Repeat the listing in full, word for word.

☆ ☆ ☆ ☆ ☆ ☆ ☆

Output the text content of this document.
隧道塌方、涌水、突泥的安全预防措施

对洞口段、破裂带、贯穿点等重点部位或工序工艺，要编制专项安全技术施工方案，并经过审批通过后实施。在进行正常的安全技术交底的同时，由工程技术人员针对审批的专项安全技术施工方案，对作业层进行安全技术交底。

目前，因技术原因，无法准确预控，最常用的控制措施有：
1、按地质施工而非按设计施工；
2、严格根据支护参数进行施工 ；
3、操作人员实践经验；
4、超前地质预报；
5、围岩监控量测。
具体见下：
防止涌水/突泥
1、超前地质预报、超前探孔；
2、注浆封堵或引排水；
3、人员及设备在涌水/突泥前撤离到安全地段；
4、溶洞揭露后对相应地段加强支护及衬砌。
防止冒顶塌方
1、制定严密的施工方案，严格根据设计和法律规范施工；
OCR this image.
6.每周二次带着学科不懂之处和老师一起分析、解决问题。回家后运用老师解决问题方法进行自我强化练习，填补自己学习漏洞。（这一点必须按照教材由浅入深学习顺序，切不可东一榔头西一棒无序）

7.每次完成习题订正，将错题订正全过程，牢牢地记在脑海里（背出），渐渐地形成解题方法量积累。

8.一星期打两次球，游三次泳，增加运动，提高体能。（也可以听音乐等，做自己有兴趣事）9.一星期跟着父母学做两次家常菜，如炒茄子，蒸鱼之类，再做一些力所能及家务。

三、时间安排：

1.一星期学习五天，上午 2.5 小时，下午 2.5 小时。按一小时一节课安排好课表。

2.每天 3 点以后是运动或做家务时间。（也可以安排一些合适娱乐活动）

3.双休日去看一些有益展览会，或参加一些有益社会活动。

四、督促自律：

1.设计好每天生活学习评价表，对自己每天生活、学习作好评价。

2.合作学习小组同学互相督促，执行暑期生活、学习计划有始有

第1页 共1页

☆ ☆ ☆ ☆ ☆ ☆ ☆

COMPLETED EXERCISE:
Output the text content of this document.
隧道塌方、涌水、突泥的安全预防措施

对洞口段、破裂带、贯穿点等重点部位或工序工艺，要编制专项安全技术施工方案，并经过审批通过后实施。在进行正常的安全技术交底的同时，由工程技术人员针对审批的专项安全技术施工方案，对作业层进行安全技术交底。

目前，因技术原因，无法准确预控，最常用的控制措施有：
1、按地质施工而非按设计施工；
2、严格根据支护参数进行施工 ；
3、操作人员实践经验；
4、超前地质预报；
5、围岩监控量测。
具体见下：
防止涌水/突泥
1、超前地质预报、超前探孔；
2、注浆封堵或引排水；
3、人员及设备在涌水/突泥前撤离到安全地段；
4、溶洞揭露后对相应地段加强支护及衬砌。
防止冒顶塌方
1、制定严密的施工方案，严格根据设计和法律规范施工；
OCR this image.
6.每周二次带着学科不懂之处和老师一起分析、解决问题。回家后运用老师解决问题方法进行自我强化练习，填补自己学习漏洞。（这一点必须按照教材由浅入深学习顺序，切不可东一榔头西一棒无序）

7.每次完成习题订正，将错题订正全过程，牢牢地记在脑海里（背出），渐渐地形成解题方法量积累。

8.一星期打两次球，游三次泳，增加运动，提高体能。（也可以听音乐等，做自己有兴趣事）9.一星期跟着父母学做两次家常菜，如炒茄子，蒸鱼之类，再做一些力所能及家务。

三、时间安排：

1.一星期学习五天，上午 2.5 小时，下午 2.5 小时。按一小时一节课安排好课表。

2.每天 3 点以后是运动或做家务时间。（也可以安排一些合适娱乐活动）

3.双休日去看一些有益展览会，或参加一些有益社会活动。

四、督促自律：

1.设计好每天生活学习评价表，对自己每天生活、学习作好评价。

2.合作学习小组同学互相督促，执行暑期生活、学习计划有始有

第1页 共1页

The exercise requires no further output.